_Task_
Pull out each line of the data that includes the word "mente".

++++++++++

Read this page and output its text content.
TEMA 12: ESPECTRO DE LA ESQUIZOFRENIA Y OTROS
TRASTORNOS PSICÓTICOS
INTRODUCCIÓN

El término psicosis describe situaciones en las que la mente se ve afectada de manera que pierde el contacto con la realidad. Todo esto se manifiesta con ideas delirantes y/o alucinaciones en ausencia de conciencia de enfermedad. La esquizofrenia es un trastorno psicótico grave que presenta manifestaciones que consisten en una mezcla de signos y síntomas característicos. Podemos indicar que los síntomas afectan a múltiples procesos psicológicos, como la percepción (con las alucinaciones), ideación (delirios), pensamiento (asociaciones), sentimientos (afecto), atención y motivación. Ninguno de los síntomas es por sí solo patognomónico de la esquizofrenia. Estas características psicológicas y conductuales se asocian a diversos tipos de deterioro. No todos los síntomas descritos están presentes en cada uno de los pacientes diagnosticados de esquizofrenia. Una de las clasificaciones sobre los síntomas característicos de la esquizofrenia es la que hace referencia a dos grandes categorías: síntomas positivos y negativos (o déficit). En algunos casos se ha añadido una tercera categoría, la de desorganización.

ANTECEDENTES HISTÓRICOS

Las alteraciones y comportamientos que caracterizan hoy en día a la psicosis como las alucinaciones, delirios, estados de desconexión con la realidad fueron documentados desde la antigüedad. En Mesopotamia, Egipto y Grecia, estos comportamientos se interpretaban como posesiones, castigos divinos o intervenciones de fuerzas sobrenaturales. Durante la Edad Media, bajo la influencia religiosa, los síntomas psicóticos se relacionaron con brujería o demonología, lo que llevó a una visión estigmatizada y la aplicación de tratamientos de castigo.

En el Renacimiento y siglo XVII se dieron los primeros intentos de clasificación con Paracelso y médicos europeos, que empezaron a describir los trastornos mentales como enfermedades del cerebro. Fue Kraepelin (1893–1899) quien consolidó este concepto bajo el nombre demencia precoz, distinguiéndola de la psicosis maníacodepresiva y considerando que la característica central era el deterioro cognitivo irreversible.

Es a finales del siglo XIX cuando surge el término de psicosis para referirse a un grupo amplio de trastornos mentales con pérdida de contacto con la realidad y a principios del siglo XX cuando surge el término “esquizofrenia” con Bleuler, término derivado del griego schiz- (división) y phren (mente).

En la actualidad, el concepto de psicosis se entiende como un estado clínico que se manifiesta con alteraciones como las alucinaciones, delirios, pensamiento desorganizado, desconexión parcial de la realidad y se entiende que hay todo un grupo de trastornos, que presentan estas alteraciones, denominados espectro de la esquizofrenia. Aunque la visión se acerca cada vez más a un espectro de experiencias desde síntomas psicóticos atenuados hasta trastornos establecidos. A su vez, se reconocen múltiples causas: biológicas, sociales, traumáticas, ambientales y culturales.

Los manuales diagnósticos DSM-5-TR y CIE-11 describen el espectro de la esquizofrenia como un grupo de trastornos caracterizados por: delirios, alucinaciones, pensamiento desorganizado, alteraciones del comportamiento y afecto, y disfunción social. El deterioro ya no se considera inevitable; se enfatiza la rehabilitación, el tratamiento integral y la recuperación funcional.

++++++++++

_Completed exercise_
El término psicosis describe situaciones en las que la mente se ve afectada de manera que pierde el contacto con la realidad. Todo esto se manifiesta con ideas delirantes y/o alucinaciones en ausencia de conciencia de enfermedad. La esquizofrenia es un trastorno psicótico grave que presenta manifestaciones que consisten en una mezcla de signos y síntomas característicos. Podemos indicar que los síntomas afectan a múltiples procesos psicológicos, como la percepción (con las alucinaciones), ideación (delirios), pensamiento (asociaciones), sentimientos (afecto), atención y motivación. Ninguno de los síntomas es por sí solo patognomónico de la esquizofrenia. Estas características psicológicas y conductuales se asocian a diversos tipos de deterioro. No todos los síntomas descritos están presentes en cada uno de los pacientes diagnosticados de esquizofrenia. Una de las clasificaciones sobre los síntomas característicos de la esquizofrenia es la que hace referencia a dos grandes categorías: síntomas positivos y negativos (o déficit). En algunos casos se ha añadido una tercera categoría, la de desorganización.
Es a finales del siglo XIX cuando surge el término de psicosis para referirse a un grupo amplio de trastornos mentales con pérdida de contacto con la realidad y a principios del siglo XX cuando surge el término “esquizofrenia” con Bleuler, término derivado del griego schiz- (división) y phren (mente).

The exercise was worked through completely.